Aim
Reproduce the listing word for word. Skip any image.

-- Begin Material supplied --

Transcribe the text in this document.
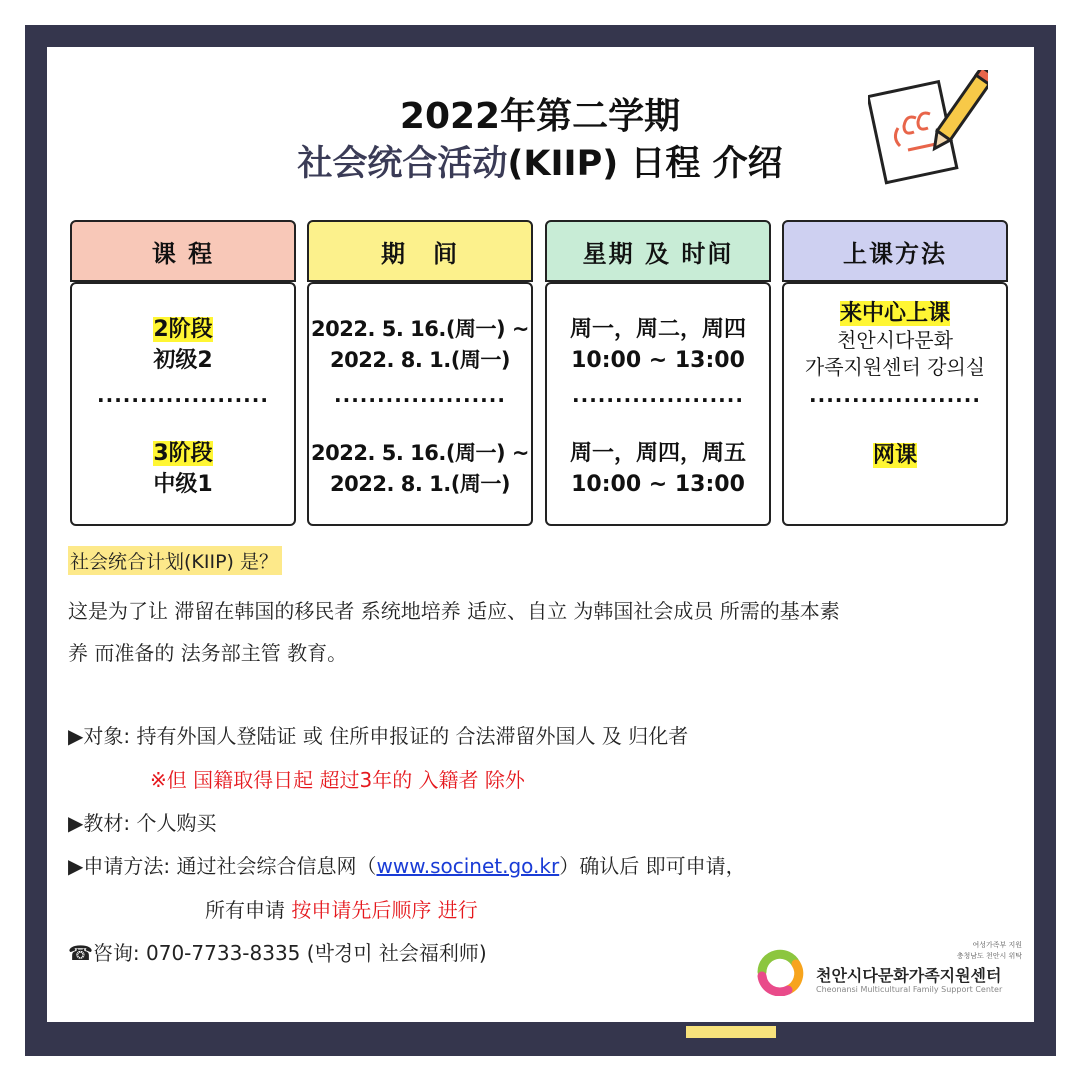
2022年第二学期
社会统合活动(KIIP) 日程 介绍
课 程
2阶段
初级2
····················
3阶段
中级1
期　间
2022. 5. 16.(周一) ~
2022. 8. 1.(周一)
····················
2022. 5. 16.(周一) ~
2022. 8. 1.(周一)
星期 及 时间
周一，周二，周四
10:00 ~ 13:00
····················
周一，周四，周五
10:00 ~ 13:00
上课方法
来中心上课
천안시다문화
가족지원센터 강의실
····················
网课
社会统合计划(KIIP) 是？
这是为了让 滞留在韩国的移民者 系统地培养 适应、自立 为韩国社会成员 所需的基本素
养 而准备的 法务部主管 教育。
▶对象: 持有外国人登陆证 或 住所申报证的 合法滞留外国人 及 归化者
※但 国籍取得日起 超过3年的 入籍者 除外
▶教材: 个人购买
▶申请方法: 通过社会综合信息网（www.socinet.go.kr）确认后 即可申请，
所有申请 按申请先后顺序 进行
☎咨询: 070-7733-8335 (박경미 社会福利师)	여성가족부 지원
충청남도 천안시 위탁
천안시다문화가족지원센터
Cheonansi Multicultural Family Support Center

-- End Material supplied --

Output of the exercise
Transcribe the text in this document.
2022年第二学期
社会统合活动(KIIP) 日程 介绍
课 程
2阶段
初级2
····················
3阶段
中级1
期　间
2022. 5. 16.(周一) ~
2022. 8. 1.(周一)
····················
2022. 5. 16.(周一) ~
2022. 8. 1.(周一)
星期 及 时间
周一，周二，周四
10:00 ~ 13:00
····················
周一，周四，周五
10:00 ~ 13:00
上课方法
来中心上课
천안시다문화
가족지원센터 강의실
····················
网课
社会统合计划(KIIP) 是？
这是为了让 滞留在韩国的移民者 系统地培养 适应、自立 为韩国社会成员 所需的基本素
养 而准备的 法务部主管 教育。
▶对象: 持有外国人登陆证 或 住所申报证的 合法滞留外国人 及 归化者
※但 国籍取得日起 超过3年的 入籍者 除外
▶教材: 个人购买
▶申请方法: 通过社会综合信息网（www.socinet.go.kr）确认后 即可申请，
所有申请 按申请先后顺序 进行
☎咨询: 070-7733-8335 (박경미 社会福利师)	여성가족부 지원
충청남도 천안시 위탁
천안시다문화가족지원센터
Cheonansi Multicultural Family Support Center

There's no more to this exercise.